◆ DATA FOR PROCESSING
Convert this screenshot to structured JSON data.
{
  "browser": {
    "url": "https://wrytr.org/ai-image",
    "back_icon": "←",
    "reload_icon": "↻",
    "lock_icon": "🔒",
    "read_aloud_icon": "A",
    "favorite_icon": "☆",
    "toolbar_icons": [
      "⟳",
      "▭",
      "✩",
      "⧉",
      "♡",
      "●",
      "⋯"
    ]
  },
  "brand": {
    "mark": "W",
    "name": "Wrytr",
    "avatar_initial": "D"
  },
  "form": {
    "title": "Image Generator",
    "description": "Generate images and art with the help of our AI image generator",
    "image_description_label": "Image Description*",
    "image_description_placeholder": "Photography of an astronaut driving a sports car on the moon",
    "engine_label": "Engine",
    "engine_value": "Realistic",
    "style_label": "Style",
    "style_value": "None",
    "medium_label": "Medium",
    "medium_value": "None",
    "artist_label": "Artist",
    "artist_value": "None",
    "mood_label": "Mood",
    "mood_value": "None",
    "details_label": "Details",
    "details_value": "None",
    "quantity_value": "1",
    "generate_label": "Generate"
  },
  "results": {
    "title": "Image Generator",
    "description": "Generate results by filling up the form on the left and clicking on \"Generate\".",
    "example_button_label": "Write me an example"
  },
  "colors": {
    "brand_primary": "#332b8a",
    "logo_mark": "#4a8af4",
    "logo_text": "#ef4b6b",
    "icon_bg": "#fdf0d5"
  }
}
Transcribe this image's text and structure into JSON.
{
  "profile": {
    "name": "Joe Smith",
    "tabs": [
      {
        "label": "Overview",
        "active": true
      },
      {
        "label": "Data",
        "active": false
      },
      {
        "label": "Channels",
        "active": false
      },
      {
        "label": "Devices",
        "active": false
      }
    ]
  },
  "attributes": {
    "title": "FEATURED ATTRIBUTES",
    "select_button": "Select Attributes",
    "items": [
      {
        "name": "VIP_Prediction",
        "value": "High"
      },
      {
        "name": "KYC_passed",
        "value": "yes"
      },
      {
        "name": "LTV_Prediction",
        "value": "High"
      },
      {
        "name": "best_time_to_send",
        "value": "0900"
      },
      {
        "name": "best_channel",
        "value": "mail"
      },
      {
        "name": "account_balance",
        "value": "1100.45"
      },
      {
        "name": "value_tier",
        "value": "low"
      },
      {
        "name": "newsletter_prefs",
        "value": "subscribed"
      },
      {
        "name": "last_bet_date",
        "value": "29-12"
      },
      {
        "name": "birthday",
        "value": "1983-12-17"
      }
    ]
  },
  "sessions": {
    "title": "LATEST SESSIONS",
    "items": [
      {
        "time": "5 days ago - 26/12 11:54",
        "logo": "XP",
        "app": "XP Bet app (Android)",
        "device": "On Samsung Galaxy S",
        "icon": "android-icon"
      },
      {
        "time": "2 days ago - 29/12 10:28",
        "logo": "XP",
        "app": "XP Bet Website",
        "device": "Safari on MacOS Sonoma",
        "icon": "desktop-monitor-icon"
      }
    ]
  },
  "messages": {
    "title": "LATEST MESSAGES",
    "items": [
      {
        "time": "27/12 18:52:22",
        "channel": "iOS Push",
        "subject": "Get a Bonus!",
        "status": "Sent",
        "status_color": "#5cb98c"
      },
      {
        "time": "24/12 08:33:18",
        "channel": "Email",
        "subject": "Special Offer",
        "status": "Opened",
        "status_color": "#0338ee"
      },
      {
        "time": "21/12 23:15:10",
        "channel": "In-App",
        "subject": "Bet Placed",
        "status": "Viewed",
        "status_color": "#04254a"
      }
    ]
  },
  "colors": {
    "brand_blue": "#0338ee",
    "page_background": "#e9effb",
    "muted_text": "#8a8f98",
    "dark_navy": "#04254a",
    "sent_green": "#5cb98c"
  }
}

◆ WHAT THIS TASK INVOLVES
Reproduce the listing in full. Keep it exactly as written.

◆ SOLVED PROBLEM
Convert this screenshot to structured JSON data.
{
  "browser": {
    "url": "https://wrytr.org/ai-image",
    "back_icon": "←",
    "reload_icon": "↻",
    "lock_icon": "🔒",
    "read_aloud_icon": "A",
    "favorite_icon": "☆",
    "toolbar_icons": [
      "⟳",
      "▭",
      "✩",
      "⧉",
      "♡",
      "●",
      "⋯"
    ]
  },
  "brand": {
    "mark": "W",
    "name": "Wrytr",
    "avatar_initial": "D"
  },
  "form": {
    "title": "Image Generator",
    "description": "Generate images and art with the help of our AI image generator",
    "image_description_label": "Image Description*",
    "image_description_placeholder": "Photography of an astronaut driving a sports car on the moon",
    "engine_label": "Engine",
    "engine_value": "Realistic",
    "style_label": "Style",
    "style_value": "None",
    "medium_label": "Medium",
    "medium_value": "None",
    "artist_label": "Artist",
    "artist_value": "None",
    "mood_label": "Mood",
    "mood_value": "None",
    "details_label": "Details",
    "details_value": "None",
    "quantity_value": "1",
    "generate_label": "Generate"
  },
  "results": {
    "title": "Image Generator",
    "description": "Generate results by filling up the form on the left and clicking on \"Generate\".",
    "example_button_label": "Write me an example"
  },
  "colors": {
    "brand_primary": "#332b8a",
    "logo_mark": "#4a8af4",
    "logo_text": "#ef4b6b",
    "icon_bg": "#fdf0d5"
  }
}
Transcribe this image's text and structure into JSON.
{
  "profile": {
    "name": "Joe Smith",
    "tabs": [
      {
        "label": "Overview",
        "active": true
      },
      {
        "label": "Data",
        "active": false
      },
      {
        "label": "Channels",
        "active": false
      },
      {
        "label": "Devices",
        "active": false
      }
    ]
  },
  "attributes": {
    "title": "FEATURED ATTRIBUTES",
    "select_button": "Select Attributes",
    "items": [
      {
        "name": "VIP_Prediction",
        "value": "High"
      },
      {
        "name": "KYC_passed",
        "value": "yes"
      },
      {
        "name": "LTV_Prediction",
        "value": "High"
      },
      {
        "name": "best_time_to_send",
        "value": "0900"
      },
      {
        "name": "best_channel",
        "value": "mail"
      },
      {
        "name": "account_balance",
        "value": "1100.45"
      },
      {
        "name": "value_tier",
        "value": "low"
      },
      {
        "name": "newsletter_prefs",
        "value": "subscribed"
      },
      {
        "name": "last_bet_date",
        "value": "29-12"
      },
      {
        "name": "birthday",
        "value": "1983-12-17"
      }
    ]
  },
  "sessions": {
    "title": "LATEST SESSIONS",
    "items": [
      {
        "time": "5 days ago - 26/12 11:54",
        "logo": "XP",
        "app": "XP Bet app (Android)",
        "device": "On Samsung Galaxy S",
        "icon": "android-icon"
      },
      {
        "time": "2 days ago - 29/12 10:28",
        "logo": "XP",
        "app": "XP Bet Website",
        "device": "Safari on MacOS Sonoma",
        "icon": "desktop-monitor-icon"
      }
    ]
  },
  "messages": {
    "title": "LATEST MESSAGES",
    "items": [
      {
        "time": "27/12 18:52:22",
        "channel": "iOS Push",
        "subject": "Get a Bonus!",
        "status": "Sent",
        "status_color": "#5cb98c"
      },
      {
        "time": "24/12 08:33:18",
        "channel": "Email",
        "subject": "Special Offer",
        "status": "Opened",
        "status_color": "#0338ee"
      },
      {
        "time": "21/12 23:15:10",
        "channel": "In-App",
        "subject": "Bet Placed",
        "status": "Viewed",
        "status_color": "#04254a"
      }
    ]
  },
  "colors": {
    "brand_blue": "#0338ee",
    "page_background": "#e9effb",
    "muted_text": "#8a8f98",
    "dark_navy": "#04254a",
    "sent_green": "#5cb98c"
  }
}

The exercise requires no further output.